— START OF Extract —

Student Work: The Transition by Catrina Nowakowski and Eunhyung (Julie) Chung

This month, we are highlighting one of the projects created during this year's Vis-A-Thon program, led by Nature Lab researchers Stewart Copeland 19 DM and Georgia Rhodes. Please visit vis-a-thon.com for more information about this program.

"The Transition" is a collaborative art and science project between Catrina Nowakowski, a PhD student at the University of Rhode Island's Graduate School of Oceanography who studies food webs in the Gulf of Maine, and Eunhyung (Julie) Chung, a MA student at the Rhode Island School of Design studying environmental education through art. Despite their different backgrounds, this collaboration highlighted one of their shared goals: using art to break down the perceived entry level around understanding science. Together, they were able to take both of their skill sets and work out how to visually reframe food web data to illustrate three important concepts described below. The resulting sculpture provokes an initial visceral reaction before the viewer can look closer to interpret how animal size across the food web is shrinking with the warming ocean water.

Initial material experimentation

Over the course of the month, the two collaborators worked hard to conceptualize the design and did a TON of material experimentation (see the second picture). They specifically focused on simplifying the final figure to tell the story behind the food webs clearly and learning how to control the material, a clear resin dyed with a combination of alcohol and acrylic based colors.

— END OF Extract —
— START OF Material provided —

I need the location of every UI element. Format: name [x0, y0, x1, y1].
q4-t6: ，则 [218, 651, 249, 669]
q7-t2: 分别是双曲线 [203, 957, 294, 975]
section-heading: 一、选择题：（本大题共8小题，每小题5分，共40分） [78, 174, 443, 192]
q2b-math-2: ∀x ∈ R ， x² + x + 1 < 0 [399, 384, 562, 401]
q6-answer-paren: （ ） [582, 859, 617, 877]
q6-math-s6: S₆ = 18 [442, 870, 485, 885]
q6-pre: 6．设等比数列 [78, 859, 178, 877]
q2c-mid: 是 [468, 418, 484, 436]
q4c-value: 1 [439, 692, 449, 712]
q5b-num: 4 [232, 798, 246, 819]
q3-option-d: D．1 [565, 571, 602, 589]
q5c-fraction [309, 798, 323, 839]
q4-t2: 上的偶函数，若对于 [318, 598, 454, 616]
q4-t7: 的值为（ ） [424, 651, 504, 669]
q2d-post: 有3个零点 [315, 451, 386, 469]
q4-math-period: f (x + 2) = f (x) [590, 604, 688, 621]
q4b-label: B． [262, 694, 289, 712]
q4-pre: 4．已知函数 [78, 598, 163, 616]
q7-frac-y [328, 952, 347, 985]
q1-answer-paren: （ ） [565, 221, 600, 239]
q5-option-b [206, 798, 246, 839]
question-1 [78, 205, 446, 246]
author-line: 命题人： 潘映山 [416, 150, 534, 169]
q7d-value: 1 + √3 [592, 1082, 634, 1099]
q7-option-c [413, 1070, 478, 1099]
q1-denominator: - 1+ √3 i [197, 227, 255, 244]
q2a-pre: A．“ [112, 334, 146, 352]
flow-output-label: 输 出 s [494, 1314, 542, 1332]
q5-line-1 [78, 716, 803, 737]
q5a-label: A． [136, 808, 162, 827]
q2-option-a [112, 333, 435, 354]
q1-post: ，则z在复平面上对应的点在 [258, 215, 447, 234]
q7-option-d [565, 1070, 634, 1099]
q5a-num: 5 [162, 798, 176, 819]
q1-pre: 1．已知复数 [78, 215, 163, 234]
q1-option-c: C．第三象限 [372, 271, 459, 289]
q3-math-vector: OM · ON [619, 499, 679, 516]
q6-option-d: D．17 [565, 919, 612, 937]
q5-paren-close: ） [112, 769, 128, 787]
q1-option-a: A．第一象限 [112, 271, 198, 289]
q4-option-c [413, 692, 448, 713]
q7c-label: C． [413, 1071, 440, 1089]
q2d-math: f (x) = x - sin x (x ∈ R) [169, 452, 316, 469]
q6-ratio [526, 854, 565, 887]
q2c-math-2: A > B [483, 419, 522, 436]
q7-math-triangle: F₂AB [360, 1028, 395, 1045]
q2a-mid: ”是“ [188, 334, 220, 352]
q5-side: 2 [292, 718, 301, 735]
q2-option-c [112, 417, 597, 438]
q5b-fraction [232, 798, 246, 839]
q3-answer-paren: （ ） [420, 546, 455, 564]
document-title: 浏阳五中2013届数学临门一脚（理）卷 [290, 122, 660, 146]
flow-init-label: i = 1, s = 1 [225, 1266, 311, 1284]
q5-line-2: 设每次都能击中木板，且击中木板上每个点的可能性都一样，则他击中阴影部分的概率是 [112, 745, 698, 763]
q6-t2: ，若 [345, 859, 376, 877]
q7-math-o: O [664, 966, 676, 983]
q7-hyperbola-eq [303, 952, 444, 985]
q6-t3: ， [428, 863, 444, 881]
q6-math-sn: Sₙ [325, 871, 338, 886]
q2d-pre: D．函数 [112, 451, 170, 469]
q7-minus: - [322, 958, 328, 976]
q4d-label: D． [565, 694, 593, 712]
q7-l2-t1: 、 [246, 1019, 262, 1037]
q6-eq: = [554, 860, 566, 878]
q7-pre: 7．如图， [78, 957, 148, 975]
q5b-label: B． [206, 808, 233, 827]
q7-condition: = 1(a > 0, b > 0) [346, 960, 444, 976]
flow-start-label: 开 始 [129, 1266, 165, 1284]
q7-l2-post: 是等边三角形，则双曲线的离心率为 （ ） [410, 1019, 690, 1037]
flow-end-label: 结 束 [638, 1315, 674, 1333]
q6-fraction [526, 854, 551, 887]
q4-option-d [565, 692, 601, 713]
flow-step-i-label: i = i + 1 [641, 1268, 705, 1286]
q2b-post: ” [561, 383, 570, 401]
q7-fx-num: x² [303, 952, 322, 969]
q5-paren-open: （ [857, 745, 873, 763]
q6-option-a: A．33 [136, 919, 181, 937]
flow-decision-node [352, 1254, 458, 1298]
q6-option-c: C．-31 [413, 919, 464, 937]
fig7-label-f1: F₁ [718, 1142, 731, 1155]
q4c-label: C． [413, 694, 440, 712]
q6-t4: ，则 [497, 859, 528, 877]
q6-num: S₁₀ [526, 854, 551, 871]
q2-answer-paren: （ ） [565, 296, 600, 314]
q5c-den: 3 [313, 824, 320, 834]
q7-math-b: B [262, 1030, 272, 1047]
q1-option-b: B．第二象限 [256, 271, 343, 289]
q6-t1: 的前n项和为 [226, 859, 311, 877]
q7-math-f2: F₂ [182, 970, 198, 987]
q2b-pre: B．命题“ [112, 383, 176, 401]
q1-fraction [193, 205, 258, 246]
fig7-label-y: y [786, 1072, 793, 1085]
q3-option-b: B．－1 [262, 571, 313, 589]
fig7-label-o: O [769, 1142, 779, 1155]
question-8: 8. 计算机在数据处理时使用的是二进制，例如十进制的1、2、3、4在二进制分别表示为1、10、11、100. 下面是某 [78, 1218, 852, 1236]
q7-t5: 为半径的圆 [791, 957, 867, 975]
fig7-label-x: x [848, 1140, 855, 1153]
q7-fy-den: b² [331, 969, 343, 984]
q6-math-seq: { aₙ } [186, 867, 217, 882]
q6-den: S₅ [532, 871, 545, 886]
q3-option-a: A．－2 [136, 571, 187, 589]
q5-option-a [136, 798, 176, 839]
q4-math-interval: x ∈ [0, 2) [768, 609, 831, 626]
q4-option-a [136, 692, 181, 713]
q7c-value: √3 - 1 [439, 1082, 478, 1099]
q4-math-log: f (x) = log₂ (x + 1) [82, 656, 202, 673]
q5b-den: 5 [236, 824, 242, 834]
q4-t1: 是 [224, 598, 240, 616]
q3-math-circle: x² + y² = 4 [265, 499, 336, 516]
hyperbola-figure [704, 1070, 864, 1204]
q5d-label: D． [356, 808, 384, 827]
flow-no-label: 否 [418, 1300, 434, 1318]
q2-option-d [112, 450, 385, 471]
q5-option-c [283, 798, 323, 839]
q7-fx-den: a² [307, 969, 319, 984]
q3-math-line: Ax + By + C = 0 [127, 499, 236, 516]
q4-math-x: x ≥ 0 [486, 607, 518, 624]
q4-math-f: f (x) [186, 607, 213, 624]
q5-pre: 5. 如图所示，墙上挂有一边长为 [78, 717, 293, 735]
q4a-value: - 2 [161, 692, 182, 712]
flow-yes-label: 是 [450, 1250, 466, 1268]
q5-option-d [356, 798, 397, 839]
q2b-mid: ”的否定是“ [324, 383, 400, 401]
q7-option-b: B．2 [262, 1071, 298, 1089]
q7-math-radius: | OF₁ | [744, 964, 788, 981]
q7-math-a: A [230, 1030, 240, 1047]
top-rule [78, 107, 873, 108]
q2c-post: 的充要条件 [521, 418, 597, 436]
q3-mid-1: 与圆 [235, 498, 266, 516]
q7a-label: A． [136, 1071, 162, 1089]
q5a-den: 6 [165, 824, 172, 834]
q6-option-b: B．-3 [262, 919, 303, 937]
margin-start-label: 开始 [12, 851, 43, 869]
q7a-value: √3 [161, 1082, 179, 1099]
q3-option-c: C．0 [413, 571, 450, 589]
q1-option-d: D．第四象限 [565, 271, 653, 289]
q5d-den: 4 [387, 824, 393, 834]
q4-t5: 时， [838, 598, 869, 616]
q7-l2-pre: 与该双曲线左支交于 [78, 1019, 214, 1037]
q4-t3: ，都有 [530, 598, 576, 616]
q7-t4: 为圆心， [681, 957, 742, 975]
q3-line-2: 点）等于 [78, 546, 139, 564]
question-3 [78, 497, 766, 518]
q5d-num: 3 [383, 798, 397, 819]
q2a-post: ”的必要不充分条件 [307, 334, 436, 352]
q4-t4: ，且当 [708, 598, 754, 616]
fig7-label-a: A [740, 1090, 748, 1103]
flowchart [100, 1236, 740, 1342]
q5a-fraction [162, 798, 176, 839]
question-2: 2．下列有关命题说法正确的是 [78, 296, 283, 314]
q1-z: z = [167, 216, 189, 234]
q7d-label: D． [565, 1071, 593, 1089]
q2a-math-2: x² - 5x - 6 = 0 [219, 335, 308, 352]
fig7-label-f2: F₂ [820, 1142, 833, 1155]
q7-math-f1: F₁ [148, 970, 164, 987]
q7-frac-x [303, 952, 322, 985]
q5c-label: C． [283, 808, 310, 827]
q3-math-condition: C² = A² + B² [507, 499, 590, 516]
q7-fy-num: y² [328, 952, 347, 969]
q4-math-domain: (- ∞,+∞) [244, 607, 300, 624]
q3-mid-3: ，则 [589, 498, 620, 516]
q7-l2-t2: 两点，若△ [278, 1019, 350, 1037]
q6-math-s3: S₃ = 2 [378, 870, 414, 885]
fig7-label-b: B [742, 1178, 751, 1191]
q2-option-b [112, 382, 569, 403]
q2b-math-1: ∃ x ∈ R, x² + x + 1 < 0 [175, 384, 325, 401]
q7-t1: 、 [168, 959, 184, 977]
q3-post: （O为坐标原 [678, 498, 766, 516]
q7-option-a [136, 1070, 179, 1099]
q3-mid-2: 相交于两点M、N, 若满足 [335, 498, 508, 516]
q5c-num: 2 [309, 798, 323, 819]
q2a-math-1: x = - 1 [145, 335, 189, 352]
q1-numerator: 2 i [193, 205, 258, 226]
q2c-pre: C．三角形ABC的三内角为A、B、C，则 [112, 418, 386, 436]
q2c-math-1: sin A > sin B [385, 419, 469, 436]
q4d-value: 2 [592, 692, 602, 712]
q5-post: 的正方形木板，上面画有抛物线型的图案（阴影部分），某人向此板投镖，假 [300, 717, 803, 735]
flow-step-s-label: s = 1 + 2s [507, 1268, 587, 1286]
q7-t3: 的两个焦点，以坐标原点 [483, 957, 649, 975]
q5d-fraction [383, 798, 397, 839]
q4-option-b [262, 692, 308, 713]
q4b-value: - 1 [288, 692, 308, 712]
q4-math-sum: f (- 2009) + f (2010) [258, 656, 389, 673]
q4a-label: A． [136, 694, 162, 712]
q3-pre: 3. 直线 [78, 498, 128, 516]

— END OF Material provided —

What to do ▸
[a] Recast the paragraph of the article that begins "Over the course of the month" as a short bulleted list that keeps its main facts.
[b] Please repeat the article word for word from "This month, we" to "about this program.".
Nothing in the records is needed here.

Answers per task ▸
[a]
- During the month, the two collaborators worked hard to conceptualize the design and did a great deal of material experimentation.
- They focused on simplifying the final figure so it would tell the story behind the food webs clearly.
- They learned to control the material, a clear resin dyed with a combination of alcohol- and acrylic-based colors.

[b]
This month, we are highlighting one of the projects created during this year's Vis-A-Thon program, led by Nature Lab researchers Stewart Copeland 19 DM and Georgia Rhodes. Please visit vis-a-thon.com for more information about this program.